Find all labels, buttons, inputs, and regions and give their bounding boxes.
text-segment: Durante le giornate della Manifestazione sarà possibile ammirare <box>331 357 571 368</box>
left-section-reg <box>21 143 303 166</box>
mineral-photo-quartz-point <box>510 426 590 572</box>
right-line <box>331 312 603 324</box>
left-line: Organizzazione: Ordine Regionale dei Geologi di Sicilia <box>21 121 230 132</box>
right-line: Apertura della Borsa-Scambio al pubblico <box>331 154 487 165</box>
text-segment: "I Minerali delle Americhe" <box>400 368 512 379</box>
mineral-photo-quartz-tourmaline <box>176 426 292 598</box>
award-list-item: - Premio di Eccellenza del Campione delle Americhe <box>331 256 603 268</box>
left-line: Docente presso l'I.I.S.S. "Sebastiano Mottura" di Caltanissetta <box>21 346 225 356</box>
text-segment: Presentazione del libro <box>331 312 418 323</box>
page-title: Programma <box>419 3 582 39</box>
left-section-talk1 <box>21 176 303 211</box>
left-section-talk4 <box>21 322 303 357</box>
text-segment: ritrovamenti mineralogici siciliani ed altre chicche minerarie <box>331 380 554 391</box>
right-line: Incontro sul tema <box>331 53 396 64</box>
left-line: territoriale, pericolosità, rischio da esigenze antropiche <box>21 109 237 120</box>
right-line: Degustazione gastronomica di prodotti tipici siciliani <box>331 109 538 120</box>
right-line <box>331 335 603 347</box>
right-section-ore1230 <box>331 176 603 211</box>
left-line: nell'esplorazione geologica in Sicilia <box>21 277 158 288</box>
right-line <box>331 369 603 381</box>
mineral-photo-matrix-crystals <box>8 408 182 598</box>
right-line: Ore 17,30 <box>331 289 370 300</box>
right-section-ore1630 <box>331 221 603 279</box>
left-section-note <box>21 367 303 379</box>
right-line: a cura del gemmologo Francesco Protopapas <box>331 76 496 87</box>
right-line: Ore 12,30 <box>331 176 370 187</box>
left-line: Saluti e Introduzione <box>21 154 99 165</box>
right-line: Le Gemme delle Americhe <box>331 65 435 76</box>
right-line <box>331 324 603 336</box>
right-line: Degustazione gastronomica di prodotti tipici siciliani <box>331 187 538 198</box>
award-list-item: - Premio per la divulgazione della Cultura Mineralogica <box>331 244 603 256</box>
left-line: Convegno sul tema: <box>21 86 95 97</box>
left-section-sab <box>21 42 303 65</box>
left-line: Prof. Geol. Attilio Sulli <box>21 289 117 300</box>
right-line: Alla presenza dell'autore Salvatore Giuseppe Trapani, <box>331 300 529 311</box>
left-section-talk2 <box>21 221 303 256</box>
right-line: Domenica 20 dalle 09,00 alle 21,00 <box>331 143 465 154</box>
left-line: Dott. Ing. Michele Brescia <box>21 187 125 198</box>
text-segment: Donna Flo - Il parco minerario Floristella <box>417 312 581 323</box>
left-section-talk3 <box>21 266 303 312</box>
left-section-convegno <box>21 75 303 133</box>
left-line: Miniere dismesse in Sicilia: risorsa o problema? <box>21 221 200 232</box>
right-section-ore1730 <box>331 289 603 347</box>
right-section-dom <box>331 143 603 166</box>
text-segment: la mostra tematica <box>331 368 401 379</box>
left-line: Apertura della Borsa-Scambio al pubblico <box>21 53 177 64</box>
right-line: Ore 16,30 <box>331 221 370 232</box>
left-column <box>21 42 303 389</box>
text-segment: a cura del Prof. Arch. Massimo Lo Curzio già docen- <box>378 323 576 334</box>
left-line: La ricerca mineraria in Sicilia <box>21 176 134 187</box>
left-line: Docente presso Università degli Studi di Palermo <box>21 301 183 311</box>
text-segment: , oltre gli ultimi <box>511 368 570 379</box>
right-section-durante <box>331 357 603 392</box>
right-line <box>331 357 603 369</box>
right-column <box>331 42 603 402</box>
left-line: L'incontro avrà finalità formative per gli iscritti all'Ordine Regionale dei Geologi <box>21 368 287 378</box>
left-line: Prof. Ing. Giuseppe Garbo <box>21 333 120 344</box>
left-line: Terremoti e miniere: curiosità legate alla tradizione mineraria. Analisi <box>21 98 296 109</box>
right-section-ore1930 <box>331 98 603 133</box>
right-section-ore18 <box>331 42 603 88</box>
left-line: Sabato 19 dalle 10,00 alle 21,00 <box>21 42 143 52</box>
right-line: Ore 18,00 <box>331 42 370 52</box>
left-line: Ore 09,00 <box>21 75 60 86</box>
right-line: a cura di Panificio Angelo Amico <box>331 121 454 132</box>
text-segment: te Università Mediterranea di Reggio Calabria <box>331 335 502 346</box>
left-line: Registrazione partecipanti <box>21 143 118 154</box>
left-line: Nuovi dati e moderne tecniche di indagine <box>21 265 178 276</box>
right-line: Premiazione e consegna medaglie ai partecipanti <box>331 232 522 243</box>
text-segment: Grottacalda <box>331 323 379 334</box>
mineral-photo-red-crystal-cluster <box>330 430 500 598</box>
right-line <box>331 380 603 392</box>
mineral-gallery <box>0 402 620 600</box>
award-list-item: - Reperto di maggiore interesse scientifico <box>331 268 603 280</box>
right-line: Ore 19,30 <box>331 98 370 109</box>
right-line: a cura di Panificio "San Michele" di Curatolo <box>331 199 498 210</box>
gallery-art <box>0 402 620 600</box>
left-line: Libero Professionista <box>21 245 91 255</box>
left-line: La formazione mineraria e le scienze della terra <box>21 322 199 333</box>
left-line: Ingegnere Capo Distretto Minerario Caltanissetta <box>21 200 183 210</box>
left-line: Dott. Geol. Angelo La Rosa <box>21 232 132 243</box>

======

(Problem to solve) Convert the entries from the first line through the line containing "mineral-photo-quartz-point <box>510 426", inclusive, into a Markdown table with the columns Index and Content. Give each line its own numbered row and omit blank lines.

(Task output)
| Index | Content |
|---|---|
| 1 | Find all labels, buttons, inputs, and regions and give their bounding boxes. |
| 2 | text-segment: Durante le giornate della Manifestazione sarà possibile ammirare <box>331 357 571 368</box> |
| 3 | left-section-reg <box>21 143 303 166</box> |
| 4 | mineral-photo-quartz-point <box>510 426 590 572</box> |